> **Task prompt**: Copy each line of the records that holds the string "Bloodstock".

> **Dataset records**:
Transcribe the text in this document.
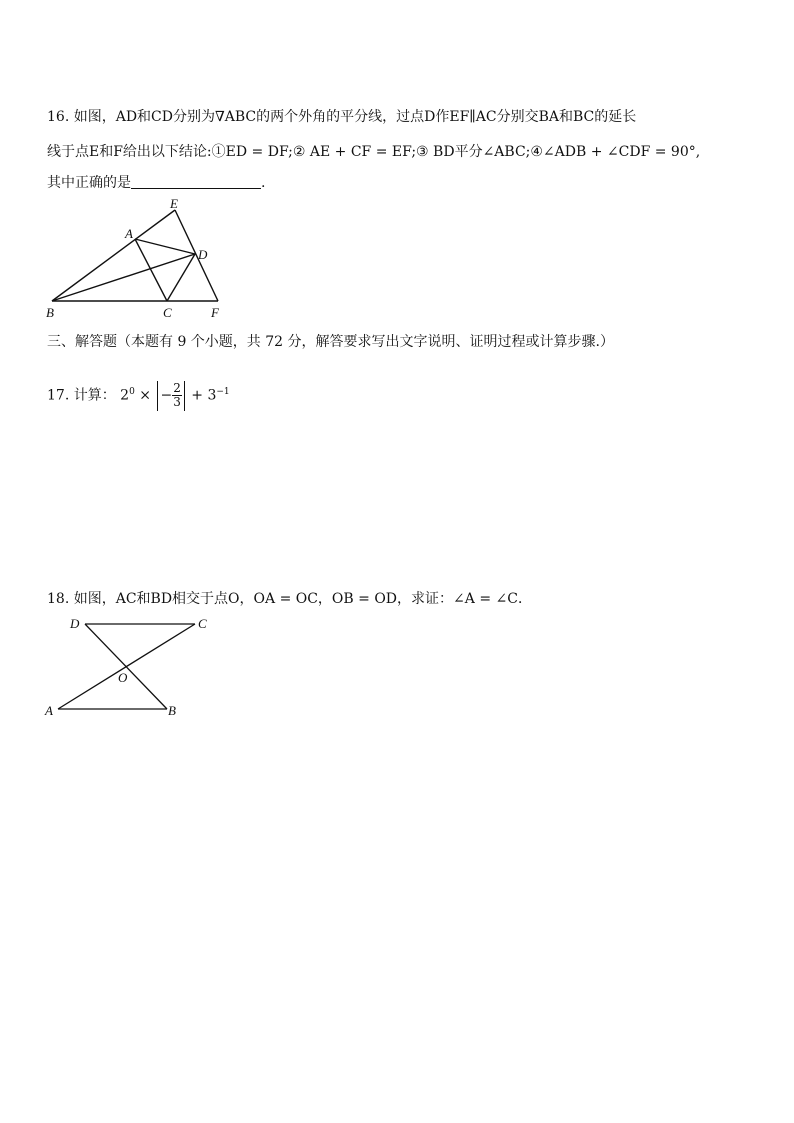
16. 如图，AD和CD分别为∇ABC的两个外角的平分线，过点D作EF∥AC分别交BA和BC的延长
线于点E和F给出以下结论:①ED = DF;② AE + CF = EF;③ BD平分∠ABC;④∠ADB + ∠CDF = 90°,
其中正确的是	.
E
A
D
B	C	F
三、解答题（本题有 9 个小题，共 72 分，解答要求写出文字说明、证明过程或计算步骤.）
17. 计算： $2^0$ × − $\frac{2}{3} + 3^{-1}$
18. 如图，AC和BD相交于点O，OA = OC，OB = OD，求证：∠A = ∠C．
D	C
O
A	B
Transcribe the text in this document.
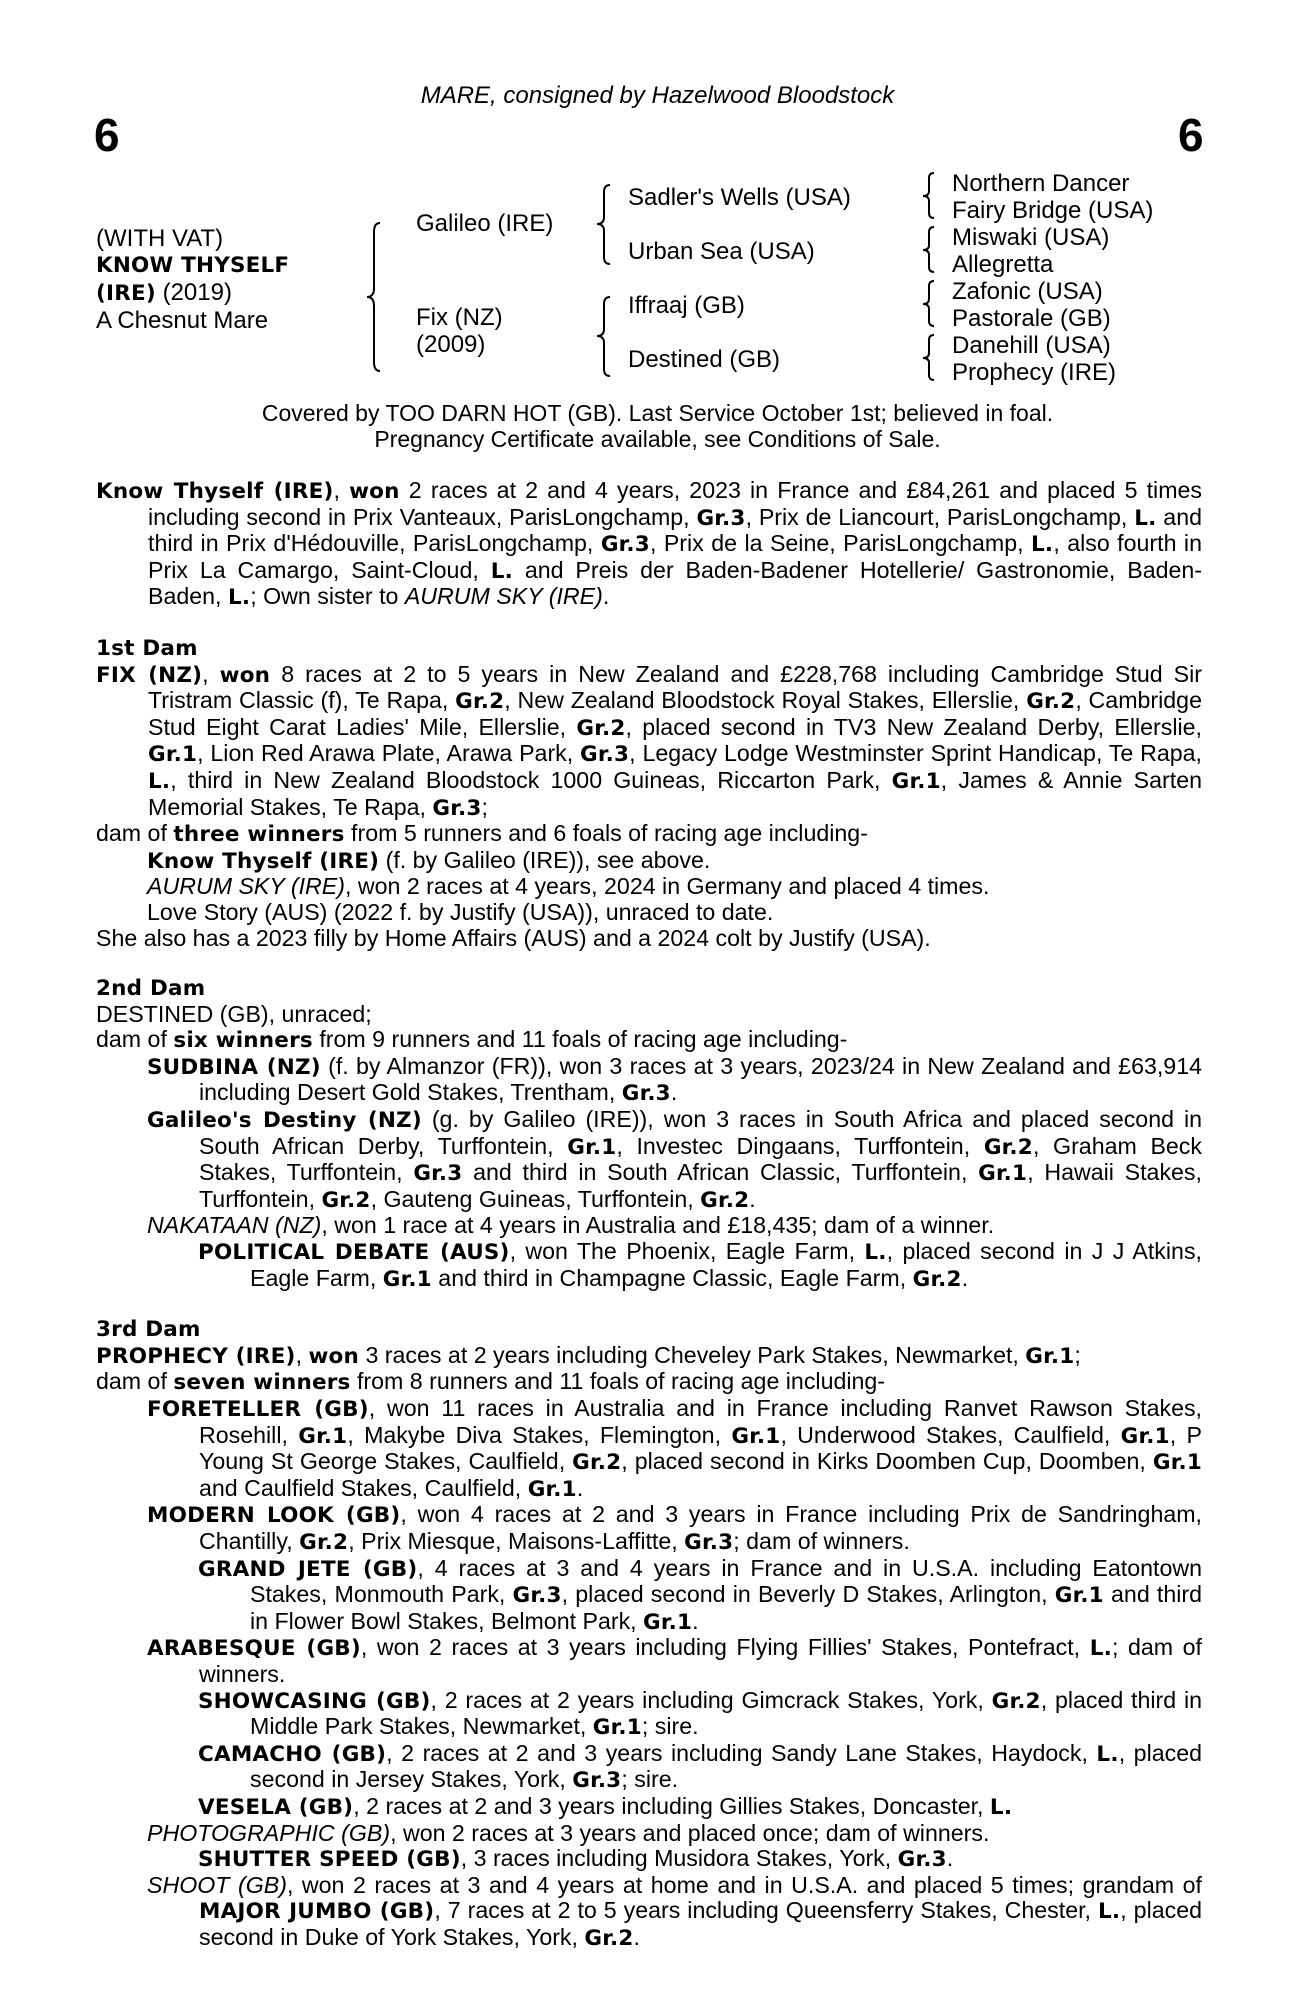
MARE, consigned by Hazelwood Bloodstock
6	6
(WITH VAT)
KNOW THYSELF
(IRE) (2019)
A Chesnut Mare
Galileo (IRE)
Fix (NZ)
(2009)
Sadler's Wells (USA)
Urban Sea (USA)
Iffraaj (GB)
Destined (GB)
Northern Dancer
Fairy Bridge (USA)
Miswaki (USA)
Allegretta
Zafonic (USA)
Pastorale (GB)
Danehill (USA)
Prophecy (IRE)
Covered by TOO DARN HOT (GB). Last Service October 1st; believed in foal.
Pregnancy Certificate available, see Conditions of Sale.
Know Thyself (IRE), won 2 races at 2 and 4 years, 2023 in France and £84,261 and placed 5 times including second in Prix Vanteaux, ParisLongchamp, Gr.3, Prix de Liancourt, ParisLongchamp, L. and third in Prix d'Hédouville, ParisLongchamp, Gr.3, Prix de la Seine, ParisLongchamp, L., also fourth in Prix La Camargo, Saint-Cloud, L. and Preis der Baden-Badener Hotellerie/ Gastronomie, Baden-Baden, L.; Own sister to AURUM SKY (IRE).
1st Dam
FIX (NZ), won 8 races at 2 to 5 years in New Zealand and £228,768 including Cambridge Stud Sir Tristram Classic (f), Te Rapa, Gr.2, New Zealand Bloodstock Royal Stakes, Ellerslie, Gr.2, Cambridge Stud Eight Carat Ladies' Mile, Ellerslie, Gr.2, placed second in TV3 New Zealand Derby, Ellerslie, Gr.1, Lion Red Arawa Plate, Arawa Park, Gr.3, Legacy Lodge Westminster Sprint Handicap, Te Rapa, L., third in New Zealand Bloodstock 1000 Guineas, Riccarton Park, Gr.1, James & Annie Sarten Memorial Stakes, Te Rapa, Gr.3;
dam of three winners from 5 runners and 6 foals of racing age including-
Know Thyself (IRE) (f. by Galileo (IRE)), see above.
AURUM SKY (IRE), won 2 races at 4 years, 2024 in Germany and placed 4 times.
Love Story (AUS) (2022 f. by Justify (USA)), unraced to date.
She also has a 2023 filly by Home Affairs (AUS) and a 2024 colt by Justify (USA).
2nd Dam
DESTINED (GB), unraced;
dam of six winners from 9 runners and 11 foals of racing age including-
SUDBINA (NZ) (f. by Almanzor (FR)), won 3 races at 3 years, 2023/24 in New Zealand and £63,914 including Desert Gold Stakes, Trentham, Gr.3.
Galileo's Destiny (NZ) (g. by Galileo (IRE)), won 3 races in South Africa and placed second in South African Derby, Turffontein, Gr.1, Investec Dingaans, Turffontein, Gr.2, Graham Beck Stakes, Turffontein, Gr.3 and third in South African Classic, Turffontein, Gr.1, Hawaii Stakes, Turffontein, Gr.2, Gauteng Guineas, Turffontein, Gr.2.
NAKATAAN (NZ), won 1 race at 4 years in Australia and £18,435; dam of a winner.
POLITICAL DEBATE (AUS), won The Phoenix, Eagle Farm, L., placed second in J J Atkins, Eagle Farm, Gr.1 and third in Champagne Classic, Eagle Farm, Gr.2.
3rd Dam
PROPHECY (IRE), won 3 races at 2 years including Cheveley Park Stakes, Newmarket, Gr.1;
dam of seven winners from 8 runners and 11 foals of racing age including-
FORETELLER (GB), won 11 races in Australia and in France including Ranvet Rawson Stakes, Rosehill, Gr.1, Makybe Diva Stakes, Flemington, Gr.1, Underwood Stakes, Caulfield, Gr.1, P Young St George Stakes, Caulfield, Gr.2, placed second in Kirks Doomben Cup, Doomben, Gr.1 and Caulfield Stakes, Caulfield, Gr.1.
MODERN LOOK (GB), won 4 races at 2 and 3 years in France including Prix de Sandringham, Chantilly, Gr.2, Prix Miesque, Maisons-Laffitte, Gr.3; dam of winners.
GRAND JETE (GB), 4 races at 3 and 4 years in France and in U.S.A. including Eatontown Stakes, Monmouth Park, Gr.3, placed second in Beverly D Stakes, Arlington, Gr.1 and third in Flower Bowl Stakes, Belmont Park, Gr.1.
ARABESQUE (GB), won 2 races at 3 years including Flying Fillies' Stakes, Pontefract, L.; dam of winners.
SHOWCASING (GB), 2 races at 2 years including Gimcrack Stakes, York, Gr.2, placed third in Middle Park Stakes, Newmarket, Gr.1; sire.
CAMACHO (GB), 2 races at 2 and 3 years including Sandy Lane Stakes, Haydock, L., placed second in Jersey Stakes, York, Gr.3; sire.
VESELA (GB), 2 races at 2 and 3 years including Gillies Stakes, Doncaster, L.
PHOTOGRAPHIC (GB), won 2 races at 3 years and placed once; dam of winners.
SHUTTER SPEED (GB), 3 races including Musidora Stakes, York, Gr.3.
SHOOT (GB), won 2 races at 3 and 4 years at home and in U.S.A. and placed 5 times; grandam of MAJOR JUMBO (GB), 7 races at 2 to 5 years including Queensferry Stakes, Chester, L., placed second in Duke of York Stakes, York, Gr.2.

> **Solution for this exercise**:
MARE, consigned by Hazelwood Bloodstock
FIX (NZ), won 8 races at 2 to 5 years in New Zealand and £228,768 including Cambridge Stud Sir Tristram Classic (f), Te Rapa, Gr.2, New Zealand Bloodstock Royal Stakes, Ellerslie, Gr.2, Cambridge Stud Eight Carat Ladies' Mile, Ellerslie, Gr.2, placed second in TV3 New Zealand Derby, Ellerslie, Gr.1, Lion Red Arawa Plate, Arawa Park, Gr.3, Legacy Lodge Westminster Sprint Handicap, Te Rapa, L., third in New Zealand Bloodstock 1000 Guineas, Riccarton Park, Gr.1, James & Annie Sarten Memorial Stakes, Te Rapa, Gr.3;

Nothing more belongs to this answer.